*EXERCISE DIRECTIONS*
Below is some material; set it all down exactly, apart from the pictures.

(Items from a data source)
— START —

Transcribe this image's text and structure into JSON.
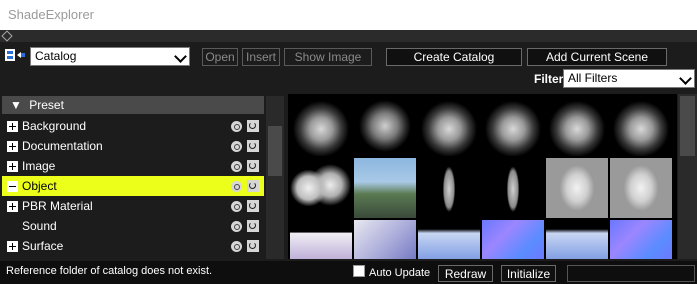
{
  "window": {
    "title": "ShadeExplorer"
  },
  "toolbar": {
    "catalog_select": "Catalog",
    "open_label": "Open",
    "insert_label": "Insert",
    "show_image_label": "Show Image",
    "create_catalog_label": "Create Catalog",
    "add_current_scene_label": "Add Current Scene",
    "filter_label": "Filter",
    "filter_select": "All Filters"
  },
  "tree": {
    "header": "Preset",
    "items": [
      {
        "label": "Background",
        "expander": "plus"
      },
      {
        "label": "Documentation",
        "expander": "plus"
      },
      {
        "label": "Image",
        "expander": "plus"
      },
      {
        "label": "Object",
        "expander": "minus",
        "selected": true
      },
      {
        "label": "PBR Material",
        "expander": "plus"
      },
      {
        "label": "Sound",
        "expander": "none"
      },
      {
        "label": "Surface",
        "expander": "plus"
      }
    ]
  },
  "gallery": {
    "thumbnails": [
      "smoke-cloud",
      "smoke-ball",
      "smoke-cloud",
      "smoke-cloud",
      "smoke-cloud",
      "smoke-cloud",
      "cloud-puffs",
      "building-scene",
      "human-figure",
      "human-figure",
      "bust-statue",
      "bust-statue",
      "blocks-row",
      "robot-arm",
      "gradient-plane",
      "normal-map",
      "gradient-plane",
      "normal-map"
    ]
  },
  "status": {
    "message": "Reference folder of catalog does not exist.",
    "auto_update_label": "Auto Update",
    "redraw_label": "Redraw",
    "initialize_label": "Initialize"
  },
  "colors": {
    "selected_row": "#ebff1b",
    "background": "#1c1c1c"
  }
}
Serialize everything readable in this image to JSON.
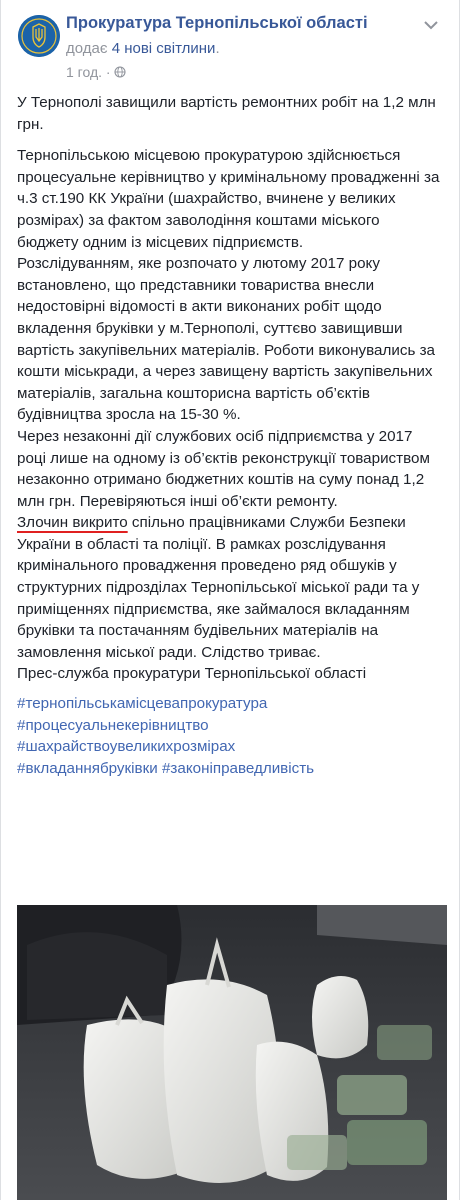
{
  "header": {
    "page_name": "Прокуратура Тернопільської області",
    "added_prefix": "додає",
    "added_link": "4 нові світлини",
    "added_suffix": ".",
    "time": "1 год.",
    "separator": "·",
    "privacy_icon": "globe-icon",
    "menu_icon": "chevron-down-icon"
  },
  "post": {
    "p1": "У Тернополі завищили вартість ремонтних робіт на 1,2 млн грн.",
    "p2": "Тернопільською місцевою прокуратурою здійснюється процесуальне керівництво у кримінальному провадженні за ч.3 ст.190 КК України (шахрайство, вчинене у великих розмірах) за фактом заволодіння коштами міського бюджету одним із місцевих підприємств.",
    "p3": "Розслідуванням, яке розпочато у лютому 2017 року встановлено, що представники товариства внесли недостовірні відомості в акти виконаних робіт щодо вкладення бруківки у м.Тернополі, суттєво завищивши вартість закупівельних матеріалів. Роботи виконувались за кошти міськради, а через завищену вартість закупівельних матеріалів, загальна кошторисна вартість об’єктів будівництва зросла на 15-30 %.",
    "p4": "Через незаконні дії службових осіб підприємства у 2017 році лише на одному із об’єктів реконструкції товариством незаконно отримано бюджетних коштів на суму понад 1,2 млн грн. Перевіряються інші об’єкти ремонту.",
    "p5_underlined": "Злочин викрито",
    "p5_rest": " спільно працівниками Служби Безпеки України в області та поліції. В рамках розслідування кримінального провадження проведено ряд обшуків у структурних підрозділах Тернопільської міської ради та у приміщеннях підприємства, яке займалося вкладанням бруківки та постачанням будівельних матеріалів на замовлення міської ради. Слідство триває.",
    "p6": "Прес-служба прокуратури Тернопільської області",
    "hashtags": [
      "#тернопільськамісцевапрокуратура",
      "#процесуальнекерівництво",
      "#шахрайствоувеликихрозмірах",
      "#вкладаннябруківки",
      "#законіправедливість"
    ]
  },
  "colors": {
    "link": "#385898",
    "hashtag": "#4267b2",
    "meta": "#90949c",
    "underline": "#e02020"
  }
}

— END —

*RESULT OF THIS TASK*
Transcribe this image's text and structure into JSON.
{
  "window": {
    "title": "ShadeExplorer"
  },
  "toolbar": {
    "catalog_select": "Catalog",
    "open_label": "Open",
    "insert_label": "Insert",
    "show_image_label": "Show Image",
    "create_catalog_label": "Create Catalog",
    "add_current_scene_label": "Add Current Scene",
    "filter_label": "Filter",
    "filter_select": "All Filters"
  },
  "tree": {
    "header": "Preset",
    "items": [
      {
        "label": "Background",
        "expander": "plus"
      },
      {
        "label": "Documentation",
        "expander": "plus"
      },
      {
        "label": "Image",
        "expander": "plus"
      },
      {
        "label": "Object",
        "expander": "minus",
        "selected": true
      },
      {
        "label": "PBR Material",
        "expander": "plus"
      },
      {
        "label": "Sound",
        "expander": "none"
      },
      {
        "label": "Surface",
        "expander": "plus"
      }
    ]
  },
  "gallery": {
    "thumbnails": [
      "smoke-cloud",
      "smoke-ball",
      "smoke-cloud",
      "smoke-cloud",
      "smoke-cloud",
      "smoke-cloud",
      "cloud-puffs",
      "building-scene",
      "human-figure",
      "human-figure",
      "bust-statue",
      "bust-statue",
      "blocks-row",
      "robot-arm",
      "gradient-plane",
      "normal-map",
      "gradient-plane",
      "normal-map"
    ]
  },
  "status": {
    "message": "Reference folder of catalog does not exist.",
    "auto_update_label": "Auto Update",
    "redraw_label": "Redraw",
    "initialize_label": "Initialize"
  },
  "colors": {
    "selected_row": "#ebff1b",
    "background": "#1c1c1c"
  }
}
Serialize everything readable in this image to JSON.
{
  "header": {
    "page_name": "Прокуратура Тернопільської області",
    "added_prefix": "додає",
    "added_link": "4 нові світлини",
    "added_suffix": ".",
    "time": "1 год.",
    "separator": "·",
    "privacy_icon": "globe-icon",
    "menu_icon": "chevron-down-icon"
  },
  "post": {
    "p1": "У Тернополі завищили вартість ремонтних робіт на 1,2 млн грн.",
    "p2": "Тернопільською місцевою прокуратурою здійснюється процесуальне керівництво у кримінальному провадженні за ч.3 ст.190 КК України (шахрайство, вчинене у великих розмірах) за фактом заволодіння коштами міського бюджету одним із місцевих підприємств.",
    "p3": "Розслідуванням, яке розпочато у лютому 2017 року встановлено, що представники товариства внесли недостовірні відомості в акти виконаних робіт щодо вкладення бруківки у м.Тернополі, суттєво завищивши вартість закупівельних матеріалів. Роботи виконувались за кошти міськради, а через завищену вартість закупівельних матеріалів, загальна кошторисна вартість об’єктів будівництва зросла на 15-30 %.",
    "p4": "Через незаконні дії службових осіб підприємства у 2017 році лише на одному із об’єктів реконструкції товариством незаконно отримано бюджетних коштів на суму понад 1,2 млн грн. Перевіряються інші об’єкти ремонту.",
    "p5_underlined": "Злочин викрито",
    "p5_rest": " спільно працівниками Служби Безпеки України в області та поліції. В рамках розслідування кримінального провадження проведено ряд обшуків у структурних підрозділах Тернопільської міської ради та у приміщеннях підприємства, яке займалося вкладанням бруківки та постачанням будівельних матеріалів на замовлення міської ради. Слідство триває.",
    "p6": "Прес-служба прокуратури Тернопільської області",
    "hashtags": [
      "#тернопільськамісцевапрокуратура",
      "#процесуальнекерівництво",
      "#шахрайствоувеликихрозмірах",
      "#вкладаннябруківки",
      "#законіправедливість"
    ]
  },
  "colors": {
    "link": "#385898",
    "hashtag": "#4267b2",
    "meta": "#90949c",
    "underline": "#e02020"
  }
}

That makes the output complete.